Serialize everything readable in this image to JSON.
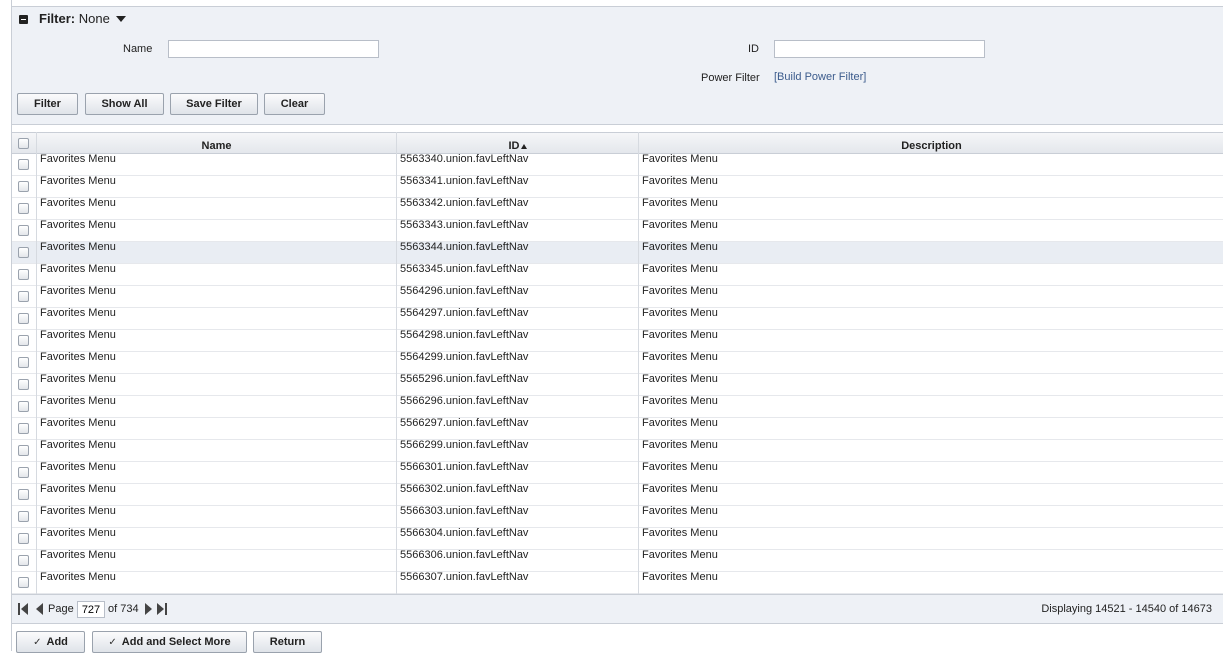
{
  "filter": {
    "title_label": "Filter:",
    "title_value": "None",
    "name_label": "Name",
    "name_value": "",
    "id_label": "ID",
    "id_value": "",
    "power_filter_label": "Power Filter",
    "power_filter_link": "[Build Power Filter]",
    "buttons": {
      "filter": "Filter",
      "show_all": "Show All",
      "save_filter": "Save Filter",
      "clear": "Clear"
    }
  },
  "grid": {
    "columns": [
      "Name",
      "ID",
      "Description"
    ],
    "sort_column": "ID",
    "sort_direction": "ascending",
    "highlighted_row": 4,
    "rows": [
      {
        "name": "Favorites Menu",
        "id": "5563340.union.favLeftNav",
        "description": "Favorites Menu"
      },
      {
        "name": "Favorites Menu",
        "id": "5563341.union.favLeftNav",
        "description": "Favorites Menu"
      },
      {
        "name": "Favorites Menu",
        "id": "5563342.union.favLeftNav",
        "description": "Favorites Menu"
      },
      {
        "name": "Favorites Menu",
        "id": "5563343.union.favLeftNav",
        "description": "Favorites Menu"
      },
      {
        "name": "Favorites Menu",
        "id": "5563344.union.favLeftNav",
        "description": "Favorites Menu"
      },
      {
        "name": "Favorites Menu",
        "id": "5563345.union.favLeftNav",
        "description": "Favorites Menu"
      },
      {
        "name": "Favorites Menu",
        "id": "5564296.union.favLeftNav",
        "description": "Favorites Menu"
      },
      {
        "name": "Favorites Menu",
        "id": "5564297.union.favLeftNav",
        "description": "Favorites Menu"
      },
      {
        "name": "Favorites Menu",
        "id": "5564298.union.favLeftNav",
        "description": "Favorites Menu"
      },
      {
        "name": "Favorites Menu",
        "id": "5564299.union.favLeftNav",
        "description": "Favorites Menu"
      },
      {
        "name": "Favorites Menu",
        "id": "5565296.union.favLeftNav",
        "description": "Favorites Menu"
      },
      {
        "name": "Favorites Menu",
        "id": "5566296.union.favLeftNav",
        "description": "Favorites Menu"
      },
      {
        "name": "Favorites Menu",
        "id": "5566297.union.favLeftNav",
        "description": "Favorites Menu"
      },
      {
        "name": "Favorites Menu",
        "id": "5566299.union.favLeftNav",
        "description": "Favorites Menu"
      },
      {
        "name": "Favorites Menu",
        "id": "5566301.union.favLeftNav",
        "description": "Favorites Menu"
      },
      {
        "name": "Favorites Menu",
        "id": "5566302.union.favLeftNav",
        "description": "Favorites Menu"
      },
      {
        "name": "Favorites Menu",
        "id": "5566303.union.favLeftNav",
        "description": "Favorites Menu"
      },
      {
        "name": "Favorites Menu",
        "id": "5566304.union.favLeftNav",
        "description": "Favorites Menu"
      },
      {
        "name": "Favorites Menu",
        "id": "5566306.union.favLeftNav",
        "description": "Favorites Menu"
      },
      {
        "name": "Favorites Menu",
        "id": "5566307.union.favLeftNav",
        "description": "Favorites Menu"
      }
    ]
  },
  "pager": {
    "page_label": "Page",
    "current_page": "727",
    "of_label": "of 734",
    "display_text": "Displaying 14521 - 14540 of 14673"
  },
  "actions": {
    "add": "Add",
    "add_select_more": "Add and Select More",
    "return": "Return"
  },
  "icons": [
    "collapse-icon",
    "dropdown-caret-icon",
    "sort-asc-icon",
    "first-page-icon",
    "prev-page-icon",
    "next-page-icon",
    "last-page-icon",
    "check-icon"
  ],
  "colors": {
    "panel_bg": "#eef1f6",
    "border": "#c9ced6",
    "link": "#3b5b8c",
    "highlight_row": "#e9edf3"
  }
}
= = =
### Exercise objective
An exact transcription of all the entries is required, without the pictures.

### Response to the exercise
Serialize everything readable in this image to JSON.
{
  "filter": {
    "title_label": "Filter:",
    "title_value": "None",
    "name_label": "Name",
    "name_value": "",
    "id_label": "ID",
    "id_value": "",
    "power_filter_label": "Power Filter",
    "power_filter_link": "[Build Power Filter]",
    "buttons": {
      "filter": "Filter",
      "show_all": "Show All",
      "save_filter": "Save Filter",
      "clear": "Clear"
    }
  },
  "grid": {
    "columns": [
      "Name",
      "ID",
      "Description"
    ],
    "sort_column": "ID",
    "sort_direction": "ascending",
    "highlighted_row": 4,
    "rows": [
      {
        "name": "Favorites Menu",
        "id": "5563340.union.favLeftNav",
        "description": "Favorites Menu"
      },
      {
        "name": "Favorites Menu",
        "id": "5563341.union.favLeftNav",
        "description": "Favorites Menu"
      },
      {
        "name": "Favorites Menu",
        "id": "5563342.union.favLeftNav",
        "description": "Favorites Menu"
      },
      {
        "name": "Favorites Menu",
        "id": "5563343.union.favLeftNav",
        "description": "Favorites Menu"
      },
      {
        "name": "Favorites Menu",
        "id": "5563344.union.favLeftNav",
        "description": "Favorites Menu"
      },
      {
        "name": "Favorites Menu",
        "id": "5563345.union.favLeftNav",
        "description": "Favorites Menu"
      },
      {
        "name": "Favorites Menu",
        "id": "5564296.union.favLeftNav",
        "description": "Favorites Menu"
      },
      {
        "name": "Favorites Menu",
        "id": "5564297.union.favLeftNav",
        "description": "Favorites Menu"
      },
      {
        "name": "Favorites Menu",
        "id": "5564298.union.favLeftNav",
        "description": "Favorites Menu"
      },
      {
        "name": "Favorites Menu",
        "id": "5564299.union.favLeftNav",
        "description": "Favorites Menu"
      },
      {
        "name": "Favorites Menu",
        "id": "5565296.union.favLeftNav",
        "description": "Favorites Menu"
      },
      {
        "name": "Favorites Menu",
        "id": "5566296.union.favLeftNav",
        "description": "Favorites Menu"
      },
      {
        "name": "Favorites Menu",
        "id": "5566297.union.favLeftNav",
        "description": "Favorites Menu"
      },
      {
        "name": "Favorites Menu",
        "id": "5566299.union.favLeftNav",
        "description": "Favorites Menu"
      },
      {
        "name": "Favorites Menu",
        "id": "5566301.union.favLeftNav",
        "description": "Favorites Menu"
      },
      {
        "name": "Favorites Menu",
        "id": "5566302.union.favLeftNav",
        "description": "Favorites Menu"
      },
      {
        "name": "Favorites Menu",
        "id": "5566303.union.favLeftNav",
        "description": "Favorites Menu"
      },
      {
        "name": "Favorites Menu",
        "id": "5566304.union.favLeftNav",
        "description": "Favorites Menu"
      },
      {
        "name": "Favorites Menu",
        "id": "5566306.union.favLeftNav",
        "description": "Favorites Menu"
      },
      {
        "name": "Favorites Menu",
        "id": "5566307.union.favLeftNav",
        "description": "Favorites Menu"
      }
    ]
  },
  "pager": {
    "page_label": "Page",
    "current_page": "727",
    "of_label": "of 734",
    "display_text": "Displaying 14521 - 14540 of 14673"
  },
  "actions": {
    "add": "Add",
    "add_select_more": "Add and Select More",
    "return": "Return"
  },
  "icons": [
    "collapse-icon",
    "dropdown-caret-icon",
    "sort-asc-icon",
    "first-page-icon",
    "prev-page-icon",
    "next-page-icon",
    "last-page-icon",
    "check-icon"
  ],
  "colors": {
    "panel_bg": "#eef1f6",
    "border": "#c9ced6",
    "link": "#3b5b8c",
    "highlight_row": "#e9edf3"
  }
}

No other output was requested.